**Problem to solve:** Format as a JSON list of strings, one string per line and no blank lines, the records from the line containing "y-tick-label: 0. 06 (54, 237, 110, 262)" through the line containing "legend-label: YOLOv7-tiny (446, 216, 529, 231)", both included.

**Box coordinate listings:**
_ _ _ _

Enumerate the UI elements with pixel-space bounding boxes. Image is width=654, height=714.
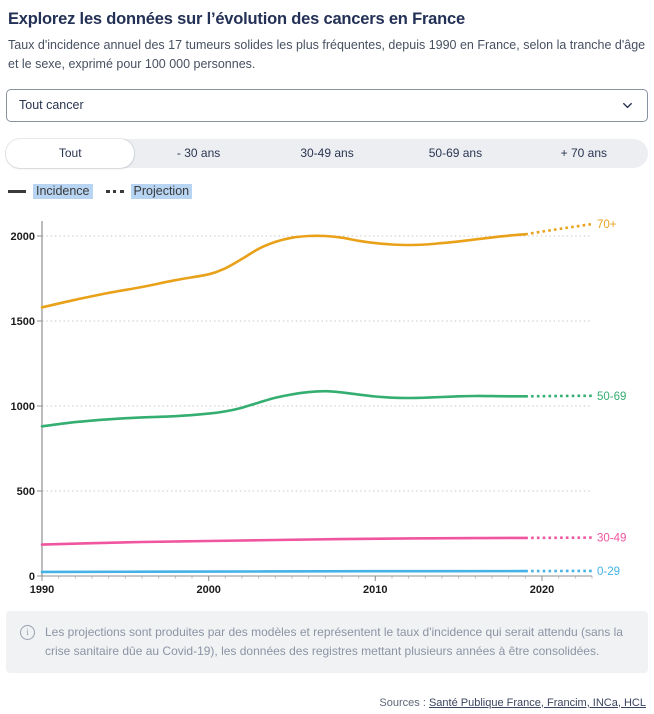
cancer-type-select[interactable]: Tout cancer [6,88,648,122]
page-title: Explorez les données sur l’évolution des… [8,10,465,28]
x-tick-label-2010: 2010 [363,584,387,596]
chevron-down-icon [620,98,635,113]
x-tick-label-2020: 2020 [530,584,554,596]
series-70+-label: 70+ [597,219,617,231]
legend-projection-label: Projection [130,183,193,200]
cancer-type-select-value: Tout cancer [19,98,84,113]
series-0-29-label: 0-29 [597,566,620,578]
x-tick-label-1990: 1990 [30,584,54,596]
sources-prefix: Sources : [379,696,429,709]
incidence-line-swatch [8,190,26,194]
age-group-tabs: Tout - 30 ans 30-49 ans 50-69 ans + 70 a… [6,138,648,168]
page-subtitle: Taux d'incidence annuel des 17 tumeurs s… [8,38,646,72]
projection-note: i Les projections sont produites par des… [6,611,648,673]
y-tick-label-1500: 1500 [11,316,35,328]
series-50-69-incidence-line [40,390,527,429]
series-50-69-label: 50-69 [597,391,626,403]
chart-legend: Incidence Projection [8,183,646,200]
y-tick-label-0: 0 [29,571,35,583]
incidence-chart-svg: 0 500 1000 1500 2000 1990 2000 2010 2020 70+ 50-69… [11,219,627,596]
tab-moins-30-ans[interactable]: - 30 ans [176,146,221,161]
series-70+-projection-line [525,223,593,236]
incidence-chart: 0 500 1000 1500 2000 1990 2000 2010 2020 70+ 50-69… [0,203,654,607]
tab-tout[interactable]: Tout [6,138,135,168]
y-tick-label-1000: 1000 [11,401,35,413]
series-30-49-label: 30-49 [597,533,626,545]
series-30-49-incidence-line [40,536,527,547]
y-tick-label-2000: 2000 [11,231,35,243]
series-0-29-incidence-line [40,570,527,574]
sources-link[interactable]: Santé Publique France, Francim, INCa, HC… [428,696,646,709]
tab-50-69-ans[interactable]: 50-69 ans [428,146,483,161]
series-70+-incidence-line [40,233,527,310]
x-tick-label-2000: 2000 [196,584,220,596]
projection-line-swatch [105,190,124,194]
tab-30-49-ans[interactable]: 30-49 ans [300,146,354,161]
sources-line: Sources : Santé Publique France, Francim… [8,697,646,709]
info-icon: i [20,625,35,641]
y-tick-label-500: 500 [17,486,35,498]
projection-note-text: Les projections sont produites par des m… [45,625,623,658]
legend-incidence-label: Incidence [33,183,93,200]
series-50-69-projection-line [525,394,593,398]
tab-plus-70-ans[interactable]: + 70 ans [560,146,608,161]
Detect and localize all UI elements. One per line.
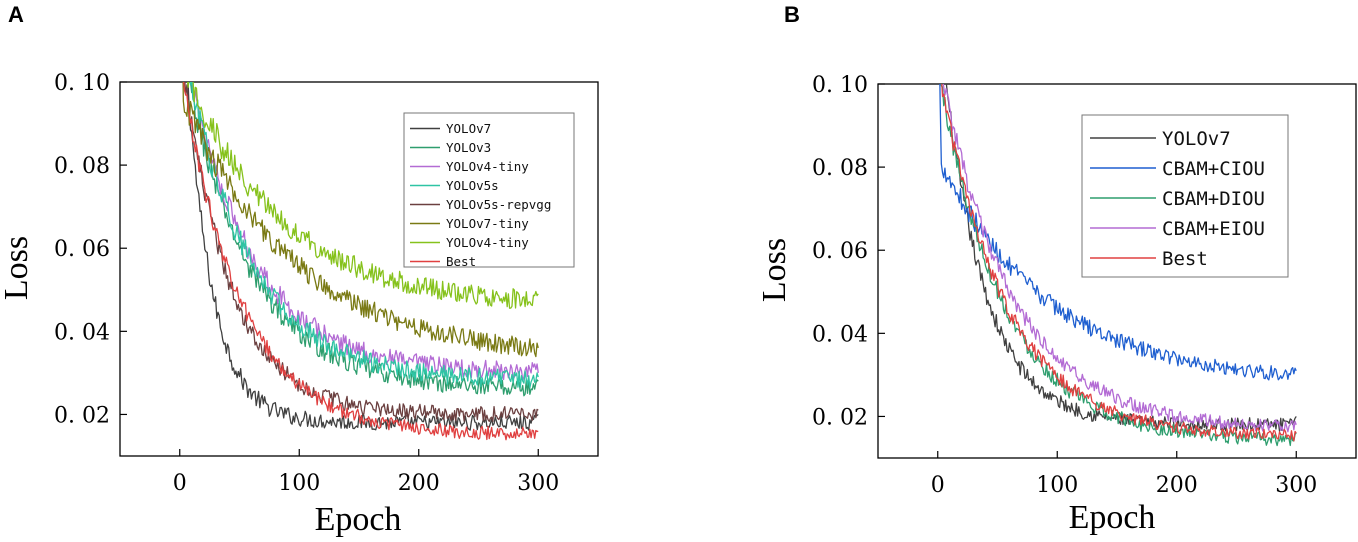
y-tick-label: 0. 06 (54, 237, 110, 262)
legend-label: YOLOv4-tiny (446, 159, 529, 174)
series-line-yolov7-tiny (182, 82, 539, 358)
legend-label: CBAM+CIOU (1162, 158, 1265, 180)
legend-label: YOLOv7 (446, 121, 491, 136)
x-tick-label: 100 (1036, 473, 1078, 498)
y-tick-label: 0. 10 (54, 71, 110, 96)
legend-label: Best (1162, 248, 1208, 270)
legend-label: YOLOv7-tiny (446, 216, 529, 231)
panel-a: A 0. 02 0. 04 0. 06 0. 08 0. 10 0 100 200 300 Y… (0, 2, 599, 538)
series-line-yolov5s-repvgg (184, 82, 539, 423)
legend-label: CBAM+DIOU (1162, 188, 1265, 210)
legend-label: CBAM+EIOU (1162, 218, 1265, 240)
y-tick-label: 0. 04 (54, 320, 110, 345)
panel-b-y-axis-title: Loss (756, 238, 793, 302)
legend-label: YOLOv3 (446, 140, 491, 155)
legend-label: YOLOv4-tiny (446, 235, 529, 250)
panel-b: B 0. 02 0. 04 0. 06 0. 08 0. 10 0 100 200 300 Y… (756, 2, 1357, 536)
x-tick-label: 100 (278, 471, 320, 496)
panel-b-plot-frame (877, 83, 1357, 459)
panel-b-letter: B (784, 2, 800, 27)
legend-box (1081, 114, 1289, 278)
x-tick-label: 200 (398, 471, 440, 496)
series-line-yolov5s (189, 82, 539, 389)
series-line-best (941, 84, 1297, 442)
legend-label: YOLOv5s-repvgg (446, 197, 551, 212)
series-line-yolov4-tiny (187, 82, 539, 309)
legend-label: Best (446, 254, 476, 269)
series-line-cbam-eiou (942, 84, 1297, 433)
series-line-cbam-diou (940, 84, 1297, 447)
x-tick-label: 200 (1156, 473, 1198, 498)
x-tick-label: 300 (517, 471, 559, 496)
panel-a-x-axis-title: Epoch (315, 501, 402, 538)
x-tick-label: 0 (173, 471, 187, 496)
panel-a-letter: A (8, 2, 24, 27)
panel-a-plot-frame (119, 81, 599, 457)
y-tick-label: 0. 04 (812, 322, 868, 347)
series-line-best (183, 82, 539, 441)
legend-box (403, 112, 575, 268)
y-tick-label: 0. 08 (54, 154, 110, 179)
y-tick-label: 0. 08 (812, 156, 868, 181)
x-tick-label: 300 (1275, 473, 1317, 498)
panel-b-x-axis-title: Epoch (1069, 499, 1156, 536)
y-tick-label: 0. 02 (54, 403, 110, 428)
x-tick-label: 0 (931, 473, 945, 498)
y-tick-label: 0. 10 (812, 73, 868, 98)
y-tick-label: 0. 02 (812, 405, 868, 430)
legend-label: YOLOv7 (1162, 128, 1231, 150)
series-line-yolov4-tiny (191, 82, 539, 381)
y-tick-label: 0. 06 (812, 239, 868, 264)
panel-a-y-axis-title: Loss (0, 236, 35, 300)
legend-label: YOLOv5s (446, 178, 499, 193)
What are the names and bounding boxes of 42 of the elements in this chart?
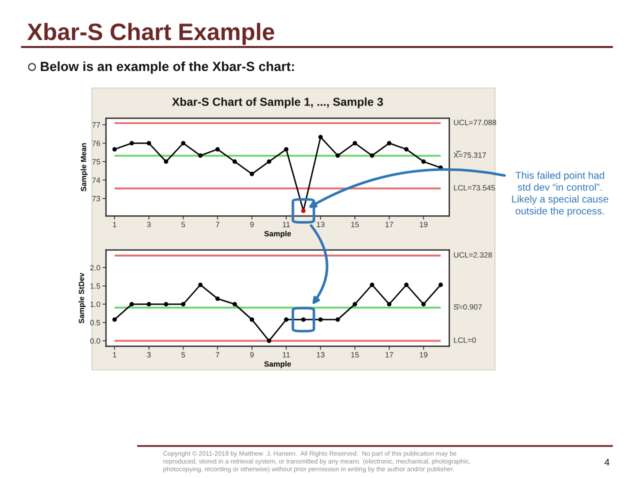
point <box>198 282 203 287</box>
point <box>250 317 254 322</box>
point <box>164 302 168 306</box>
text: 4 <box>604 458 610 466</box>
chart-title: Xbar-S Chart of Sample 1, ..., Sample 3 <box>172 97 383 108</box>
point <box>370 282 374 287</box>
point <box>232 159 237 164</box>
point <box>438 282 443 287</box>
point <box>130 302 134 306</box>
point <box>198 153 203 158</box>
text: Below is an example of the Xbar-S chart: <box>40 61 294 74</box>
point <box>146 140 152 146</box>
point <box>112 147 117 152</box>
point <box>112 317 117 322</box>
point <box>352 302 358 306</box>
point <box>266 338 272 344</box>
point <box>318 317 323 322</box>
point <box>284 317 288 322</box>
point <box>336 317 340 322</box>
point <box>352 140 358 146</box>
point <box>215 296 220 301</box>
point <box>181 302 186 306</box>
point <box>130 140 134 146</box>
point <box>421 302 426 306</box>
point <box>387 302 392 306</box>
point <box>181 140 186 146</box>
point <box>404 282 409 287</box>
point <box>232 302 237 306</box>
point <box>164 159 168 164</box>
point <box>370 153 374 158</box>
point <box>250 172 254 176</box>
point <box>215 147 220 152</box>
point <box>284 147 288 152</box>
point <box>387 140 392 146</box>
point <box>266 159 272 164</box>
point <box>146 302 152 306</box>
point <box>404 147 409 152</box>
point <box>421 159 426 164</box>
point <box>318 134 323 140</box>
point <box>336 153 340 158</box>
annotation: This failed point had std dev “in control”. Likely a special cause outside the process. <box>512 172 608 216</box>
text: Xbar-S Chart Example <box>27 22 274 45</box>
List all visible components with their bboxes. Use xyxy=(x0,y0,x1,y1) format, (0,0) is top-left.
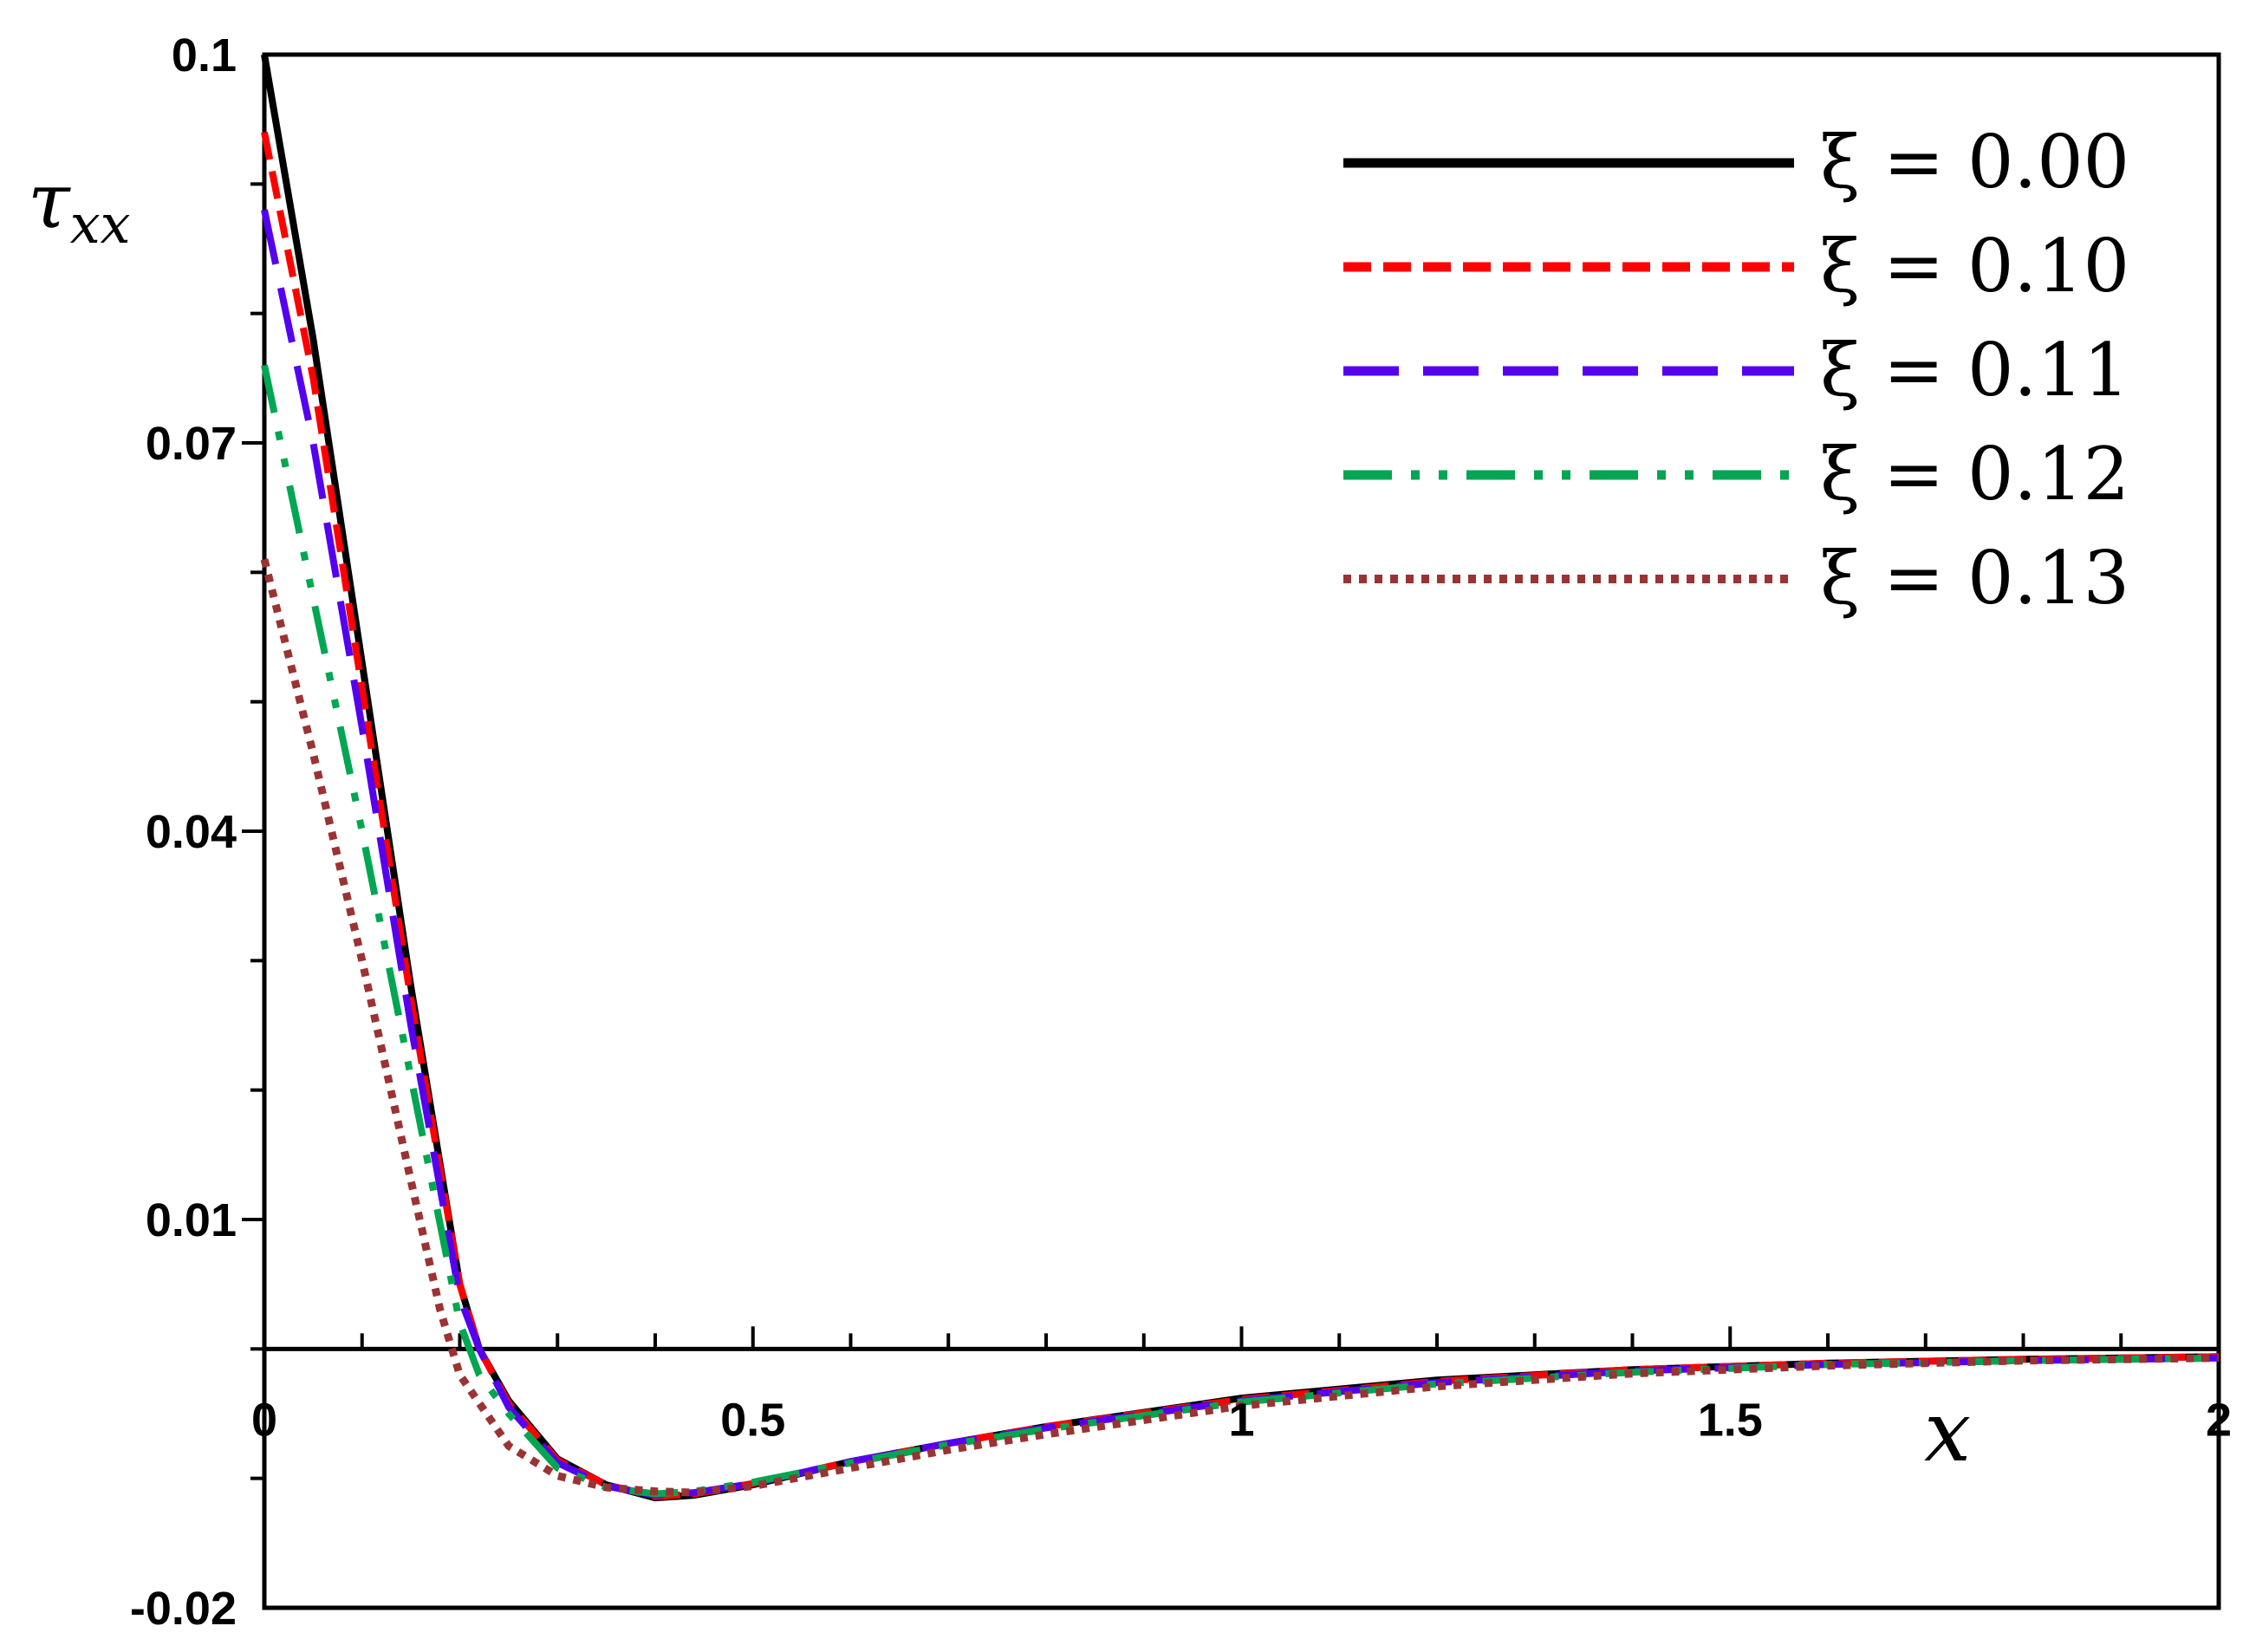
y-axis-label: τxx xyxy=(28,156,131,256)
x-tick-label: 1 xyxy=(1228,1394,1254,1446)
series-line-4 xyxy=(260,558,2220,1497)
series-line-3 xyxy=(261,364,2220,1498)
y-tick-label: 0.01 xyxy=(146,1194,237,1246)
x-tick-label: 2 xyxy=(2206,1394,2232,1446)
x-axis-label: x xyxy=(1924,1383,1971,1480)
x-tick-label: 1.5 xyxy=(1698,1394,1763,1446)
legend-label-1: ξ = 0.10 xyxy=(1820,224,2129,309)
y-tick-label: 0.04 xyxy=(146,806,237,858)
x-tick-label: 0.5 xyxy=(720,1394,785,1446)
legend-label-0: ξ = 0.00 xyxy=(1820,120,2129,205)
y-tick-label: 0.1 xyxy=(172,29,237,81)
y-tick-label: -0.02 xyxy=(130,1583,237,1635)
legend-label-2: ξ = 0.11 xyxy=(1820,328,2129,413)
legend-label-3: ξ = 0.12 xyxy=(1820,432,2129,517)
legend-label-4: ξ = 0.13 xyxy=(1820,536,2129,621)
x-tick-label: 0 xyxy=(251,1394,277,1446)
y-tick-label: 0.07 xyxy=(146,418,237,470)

_ _ _ _

**Solved exercise:**
[
  "y-tick-label: 0. 06 (54, 237, 110, 262)",
  "legend-label: YOLOv4-tiny (446, 159, 529, 174)",
  "series-line-yolov7-tiny (182, 82, 539, 358)",
  "legend-label: CBAM+CIOU (1162, 158, 1265, 180)",
  "legend-label: YOLOv7 (446, 121, 491, 136)",
  "x-tick-label: 100 (1036, 473, 1078, 498)",
  "y-tick-label: 0. 10 (54, 71, 110, 96)",
  "legend-label: Best (1162, 248, 1208, 270)",
  "legend-label: YOLOv7-tiny (446, 216, 529, 231)"
]